> [What to work on] Copy the records below exactly as they are written.

> [Input]
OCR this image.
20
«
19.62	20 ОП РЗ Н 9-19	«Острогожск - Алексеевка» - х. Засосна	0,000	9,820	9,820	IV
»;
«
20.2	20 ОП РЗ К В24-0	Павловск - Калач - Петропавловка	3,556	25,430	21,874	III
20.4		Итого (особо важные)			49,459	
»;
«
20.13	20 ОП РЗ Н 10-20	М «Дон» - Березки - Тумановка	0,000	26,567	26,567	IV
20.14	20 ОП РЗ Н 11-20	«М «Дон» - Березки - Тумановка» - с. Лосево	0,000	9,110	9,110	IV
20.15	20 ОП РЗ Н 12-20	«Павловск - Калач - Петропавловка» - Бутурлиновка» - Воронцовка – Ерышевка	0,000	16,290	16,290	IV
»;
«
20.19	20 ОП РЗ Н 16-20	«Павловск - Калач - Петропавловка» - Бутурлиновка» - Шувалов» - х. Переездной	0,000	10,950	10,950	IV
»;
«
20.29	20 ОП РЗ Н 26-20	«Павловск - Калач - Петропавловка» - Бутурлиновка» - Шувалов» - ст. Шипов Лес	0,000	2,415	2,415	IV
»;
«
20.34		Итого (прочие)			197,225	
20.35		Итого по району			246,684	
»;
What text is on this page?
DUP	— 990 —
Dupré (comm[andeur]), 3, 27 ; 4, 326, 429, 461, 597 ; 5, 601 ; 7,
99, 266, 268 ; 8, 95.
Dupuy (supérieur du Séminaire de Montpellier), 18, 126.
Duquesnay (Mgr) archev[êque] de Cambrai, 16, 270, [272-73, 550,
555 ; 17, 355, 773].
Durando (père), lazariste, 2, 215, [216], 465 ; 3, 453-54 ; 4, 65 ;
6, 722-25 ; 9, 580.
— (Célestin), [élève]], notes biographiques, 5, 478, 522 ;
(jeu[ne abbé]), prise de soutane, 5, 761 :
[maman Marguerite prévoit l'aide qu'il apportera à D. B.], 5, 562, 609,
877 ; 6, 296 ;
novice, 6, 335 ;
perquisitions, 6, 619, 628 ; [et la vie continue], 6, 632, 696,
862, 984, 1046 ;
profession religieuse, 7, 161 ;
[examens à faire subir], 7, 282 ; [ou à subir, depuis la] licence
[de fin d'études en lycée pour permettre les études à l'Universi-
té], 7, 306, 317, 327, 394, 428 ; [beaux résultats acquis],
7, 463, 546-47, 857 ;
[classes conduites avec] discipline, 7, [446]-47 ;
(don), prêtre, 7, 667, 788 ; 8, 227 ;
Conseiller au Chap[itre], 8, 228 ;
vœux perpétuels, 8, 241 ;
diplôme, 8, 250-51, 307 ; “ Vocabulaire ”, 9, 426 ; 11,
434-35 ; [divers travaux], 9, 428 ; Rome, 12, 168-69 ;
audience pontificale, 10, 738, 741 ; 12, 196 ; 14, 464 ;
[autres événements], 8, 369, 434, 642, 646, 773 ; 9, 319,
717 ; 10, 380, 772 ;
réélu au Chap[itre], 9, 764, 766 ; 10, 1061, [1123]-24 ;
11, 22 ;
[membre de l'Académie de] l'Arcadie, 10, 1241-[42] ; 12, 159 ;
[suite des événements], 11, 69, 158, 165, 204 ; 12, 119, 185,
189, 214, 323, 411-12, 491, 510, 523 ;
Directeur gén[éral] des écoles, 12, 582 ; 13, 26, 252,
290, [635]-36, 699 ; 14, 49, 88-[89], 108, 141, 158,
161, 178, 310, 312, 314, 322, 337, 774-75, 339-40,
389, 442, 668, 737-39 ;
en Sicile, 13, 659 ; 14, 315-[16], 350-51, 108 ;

> [Answer to this task]
OCR this image.
20
«
19.62	20 ОП РЗ Н 9-19	«Острогожск - Алексеевка» - х. Засосна	0,000	9,820	9,820	IV
»;
«
20.2	20 ОП РЗ К В24-0	Павловск - Калач - Петропавловка	3,556	25,430	21,874	III
20.4		Итого (особо важные)			49,459	
»;
«
20.13	20 ОП РЗ Н 10-20	М «Дон» - Березки - Тумановка	0,000	26,567	26,567	IV
20.14	20 ОП РЗ Н 11-20	«М «Дон» - Березки - Тумановка» - с. Лосево	0,000	9,110	9,110	IV
20.15	20 ОП РЗ Н 12-20	«Павловск - Калач - Петропавловка» - Бутурлиновка» - Воронцовка – Ерышевка	0,000	16,290	16,290	IV
»;
«
20.19	20 ОП РЗ Н 16-20	«Павловск - Калач - Петропавловка» - Бутурлиновка» - Шувалов» - х. Переездной	0,000	10,950	10,950	IV
»;
«
20.29	20 ОП РЗ Н 26-20	«Павловск - Калач - Петропавловка» - Бутурлиновка» - Шувалов» - ст. Шипов Лес	0,000	2,415	2,415	IV
»;
«
20.34		Итого (прочие)			197,225	
20.35		Итого по району			246,684	
»;
What text is on this page?
DUP	— 990 —
Dupré (comm[andeur]), 3, 27 ; 4, 326, 429, 461, 597 ; 5, 601 ; 7,
99, 266, 268 ; 8, 95.
Dupuy (supérieur du Séminaire de Montpellier), 18, 126.
Duquesnay (Mgr) archev[êque] de Cambrai, 16, 270, [272-73, 550,
555 ; 17, 355, 773].
Durando (père), lazariste, 2, 215, [216], 465 ; 3, 453-54 ; 4, 65 ;
6, 722-25 ; 9, 580.
— (Célestin), [élève]], notes biographiques, 5, 478, 522 ;
(jeu[ne abbé]), prise de soutane, 5, 761 :
[maman Marguerite prévoit l'aide qu'il apportera à D. B.], 5, 562, 609,
877 ; 6, 296 ;
novice, 6, 335 ;
perquisitions, 6, 619, 628 ; [et la vie continue], 6, 632, 696,
862, 984, 1046 ;
profession religieuse, 7, 161 ;
[examens à faire subir], 7, 282 ; [ou à subir, depuis la] licence
[de fin d'études en lycée pour permettre les études à l'Universi-
té], 7, 306, 317, 327, 394, 428 ; [beaux résultats acquis],
7, 463, 546-47, 857 ;
[classes conduites avec] discipline, 7, [446]-47 ;
(don), prêtre, 7, 667, 788 ; 8, 227 ;
Conseiller au Chap[itre], 8, 228 ;
vœux perpétuels, 8, 241 ;
diplôme, 8, 250-51, 307 ; “ Vocabulaire ”, 9, 426 ; 11,
434-35 ; [divers travaux], 9, 428 ; Rome, 12, 168-69 ;
audience pontificale, 10, 738, 741 ; 12, 196 ; 14, 464 ;
[autres événements], 8, 369, 434, 642, 646, 773 ; 9, 319,
717 ; 10, 380, 772 ;
réélu au Chap[itre], 9, 764, 766 ; 10, 1061, [1123]-24 ;
11, 22 ;
[membre de l'Académie de] l'Arcadie, 10, 1241-[42] ; 12, 159 ;
[suite des événements], 11, 69, 158, 165, 204 ; 12, 119, 185,
189, 214, 323, 411-12, 491, 510, 523 ;
Directeur gén[éral] des écoles, 12, 582 ; 13, 26, 252,
290, [635]-36, 699 ; 14, 49, 88-[89], 108, 141, 158,
161, 178, 310, 312, 314, 322, 337, 774-75, 339-40,
389, 442, 668, 737-39 ;
en Sicile, 13, 659 ; 14, 315-[16], 350-51, 108 ;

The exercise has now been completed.